Where a line below holds the string "unde", copy that line.

** BEGIN MATERIAL FOR THE TASK **

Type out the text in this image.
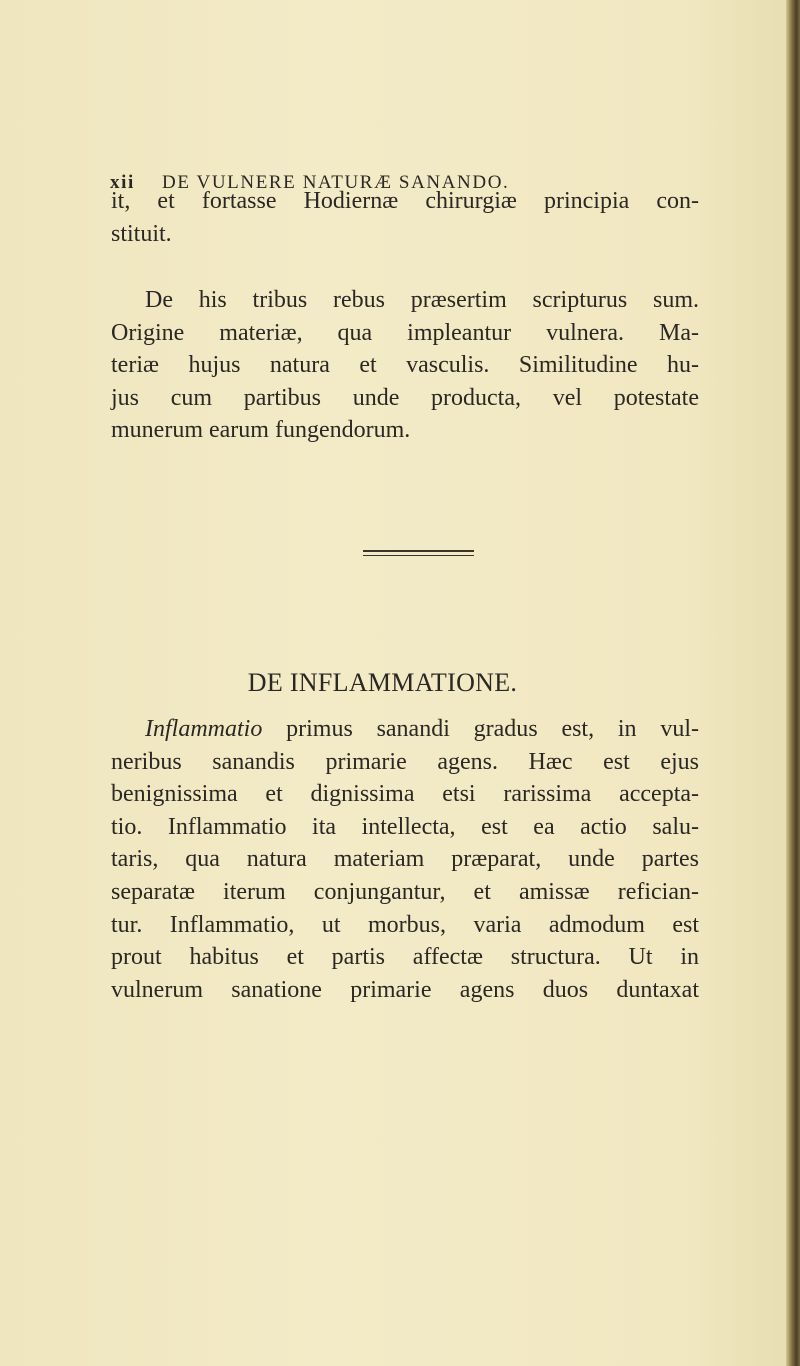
xii DE VULNERE NATURÆ SANANDO.
it, et fortasse Hodiernæ chirurgiæ principia con-
stituit.
De his tribus rebus præsertim scripturus sum.
Origine materiæ, qua impleantur vulnera. Ma-
teriæ hujus natura et vasculis. Similitudine hu-
jus cum partibus unde producta, vel potestate
munerum earum fungendorum.
DE INFLAMMATIONE.
Inflammatio primus sanandi gradus est, in vul-
neribus sanandis primarie agens. Hæc est ejus
benignissima et dignissima etsi rarissima accepta-
tio. Inflammatio ita intellecta, est ea actio salu-
taris, qua natura materiam præparat, unde partes
separatæ iterum conjungantur, et amissæ refician-
tur. Inflammatio, ut morbus, varia admodum est
prout habitus et partis affectæ structura. Ut in
vulnerum sanatione primarie agens duos duntaxat
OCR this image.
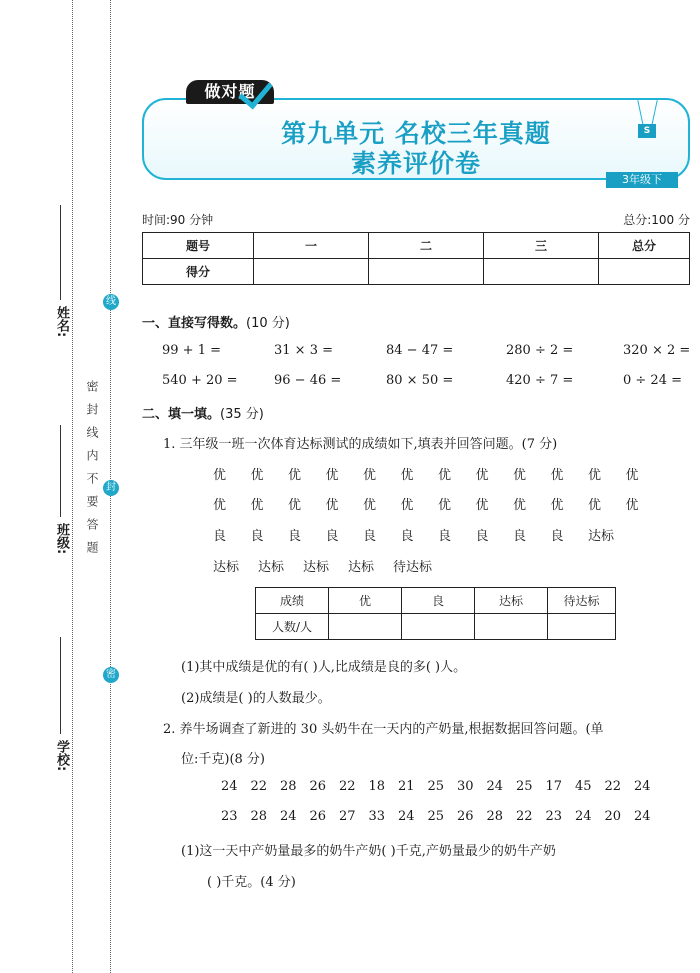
姓名:
班级:
学校:
线
封
密
密封线内不要答题
做对题
第九单元 名校三年真题
素养评价卷
S
3年级下
时间:90 分钟	总分:100 分
题号	一	二	三	总分
得分				
一、直接写得数。(10 分)
99 + 1 =	31 × 3 =	84 − 47 =	280 ÷ 2 =	320 × 2 =
540 + 20 =	96 − 46 =	80 × 50 =	420 ÷ 7 =	0 ÷ 24 =
二、填一填。(35 分)
1. 三年级一班一次体育达标测试的成绩如下,填表并回答问题。(7 分)
优 优 优 优 优 优 优 优 优 优 优 优
优 优 优 优 优 优 优 优 优 优 优 优
良 良 良 良 良 良 良 良 良 良 达标
达标 达标 达标 达标 待达标
成绩	优	良	达标	待达标
人数/人				
(1)其中成绩是优的有( )人,比成绩是良的多( )人。
(2)成绩是( )的人数最少。
2. 养牛场调查了新进的 30 头奶牛在一天内的产奶量,根据数据回答问题。(单
位:千克)(8 分)
24 22 28 26 22 18 21 25 30 24 25 17 45 22 24
23 28 24 26 27 33 24 25 26 28 22 23 24 20 24
(1)这一天中产奶量最多的奶牛产奶( )千克,产奶量最少的奶牛产奶
( )千克。(4 分)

** END MATERIAL FOR THE TASK **

RESULT OF THIS TASK:
jus cum partibus unde producta, vel potestate
taris, qua natura materiam præparat, unde partes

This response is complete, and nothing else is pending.